Task instructions =>
Please arrange the lines below as a numbered list, leaving out any blank lines.
----------
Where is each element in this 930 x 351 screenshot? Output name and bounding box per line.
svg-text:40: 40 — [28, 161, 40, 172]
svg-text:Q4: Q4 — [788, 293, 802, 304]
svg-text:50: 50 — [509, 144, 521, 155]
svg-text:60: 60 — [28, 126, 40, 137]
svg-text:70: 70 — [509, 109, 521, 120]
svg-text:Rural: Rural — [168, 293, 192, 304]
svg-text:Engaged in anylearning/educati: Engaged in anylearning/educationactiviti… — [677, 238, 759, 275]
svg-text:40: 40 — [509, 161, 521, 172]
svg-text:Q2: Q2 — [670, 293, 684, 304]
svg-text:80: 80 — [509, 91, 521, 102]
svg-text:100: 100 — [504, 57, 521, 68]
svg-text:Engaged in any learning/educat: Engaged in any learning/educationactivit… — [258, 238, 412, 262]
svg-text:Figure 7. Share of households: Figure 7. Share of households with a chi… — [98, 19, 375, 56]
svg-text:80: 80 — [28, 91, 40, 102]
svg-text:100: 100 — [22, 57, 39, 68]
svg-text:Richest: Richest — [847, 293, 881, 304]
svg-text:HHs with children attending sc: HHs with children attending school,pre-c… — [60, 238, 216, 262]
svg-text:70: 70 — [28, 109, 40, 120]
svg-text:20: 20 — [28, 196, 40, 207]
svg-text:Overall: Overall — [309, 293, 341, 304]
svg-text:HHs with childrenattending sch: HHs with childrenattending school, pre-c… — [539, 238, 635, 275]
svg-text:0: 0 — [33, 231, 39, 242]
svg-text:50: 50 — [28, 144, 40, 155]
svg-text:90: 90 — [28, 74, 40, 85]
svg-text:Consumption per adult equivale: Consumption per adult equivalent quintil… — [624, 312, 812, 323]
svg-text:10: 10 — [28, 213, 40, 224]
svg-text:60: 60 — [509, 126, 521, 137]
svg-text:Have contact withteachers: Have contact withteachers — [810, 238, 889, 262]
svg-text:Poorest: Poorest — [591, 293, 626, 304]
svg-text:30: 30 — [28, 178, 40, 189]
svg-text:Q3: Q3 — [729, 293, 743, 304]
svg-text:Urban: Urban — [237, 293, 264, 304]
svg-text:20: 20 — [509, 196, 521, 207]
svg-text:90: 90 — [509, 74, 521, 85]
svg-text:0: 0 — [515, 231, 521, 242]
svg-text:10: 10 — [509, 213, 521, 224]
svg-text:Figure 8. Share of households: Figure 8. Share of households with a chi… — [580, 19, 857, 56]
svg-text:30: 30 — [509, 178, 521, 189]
----------
Complete response =>
1. Where is each element in this 930 x 351 screenshot? Output name and bounding box per line.
2. svg-text:40: 40 — [28, 161, 40, 172]
3. svg-text:Q4: Q4 — [788, 293, 802, 304]
4. svg-text:50: 50 — [509, 144, 521, 155]
5. svg-text:60: 60 — [28, 126, 40, 137]
6. svg-text:70: 70 — [509, 109, 521, 120]
7. svg-text:Rural: Rural — [168, 293, 192, 304]
8. svg-text:Engaged in anylearning/educati: Engaged in anylearning/educationactiviti… — [677, 238, 759, 275]
9. svg-text:40: 40 — [509, 161, 521, 172]
10. svg-text:Q2: Q2 — [670, 293, 684, 304]
11. svg-text:80: 80 — [509, 91, 521, 102]
12. svg-text:100: 100 — [504, 57, 521, 68]
13. svg-text:Engaged in any learning/educat: Engaged in any learning/educationactivit… — [258, 238, 412, 262]
14. svg-text:Figure 7. Share of households: Figure 7. Share of households with a chi… — [98, 19, 375, 56]
15. svg-text:80: 80 — [28, 91, 40, 102]
16. svg-text:100: 100 — [22, 57, 39, 68]
17. svg-text:Richest: Richest — [847, 293, 881, 304]
18. svg-text:HHs with children attending sc: HHs with children attending school,pre-c… — [60, 238, 216, 262]
19. svg-text:70: 70 — [28, 109, 40, 120]
20. svg-text:20: 20 — [28, 196, 40, 207]
21. svg-text:Overall: Overall — [309, 293, 341, 304]
22. svg-text:HHs with childrenattending sch: HHs with childrenattending school, pre-c… — [539, 238, 635, 275]
23. svg-text:0: 0 — [33, 231, 39, 242]
24. svg-text:50: 50 — [28, 144, 40, 155]
25. svg-text:90: 90 — [28, 74, 40, 85]
26. svg-text:Consumption per adult equivale: Consumption per adult equivalent quintil… — [624, 312, 812, 323]
27. svg-text:10: 10 — [28, 213, 40, 224]
28. svg-text:60: 60 — [509, 126, 521, 137]
29. svg-text:Have contact withteachers: Have contact withteachers — [810, 238, 889, 262]
30. svg-text:Poorest: Poorest — [591, 293, 626, 304]
31. svg-text:30: 30 — [28, 178, 40, 189]
32. svg-text:Q3: Q3 — [729, 293, 743, 304]
33. svg-text:Urban: Urban — [237, 293, 264, 304]
34. svg-text:20: 20 — [509, 196, 521, 207]
35. svg-text:90: 90 — [509, 74, 521, 85]
36. svg-text:0: 0 — [515, 231, 521, 242]
37. svg-text:10: 10 — [509, 213, 521, 224]
38. svg-text:Figure 8. Share of households: Figure 8. Share of households with a chi… — [580, 19, 857, 56]
39. svg-text:30: 30 — [509, 178, 521, 189]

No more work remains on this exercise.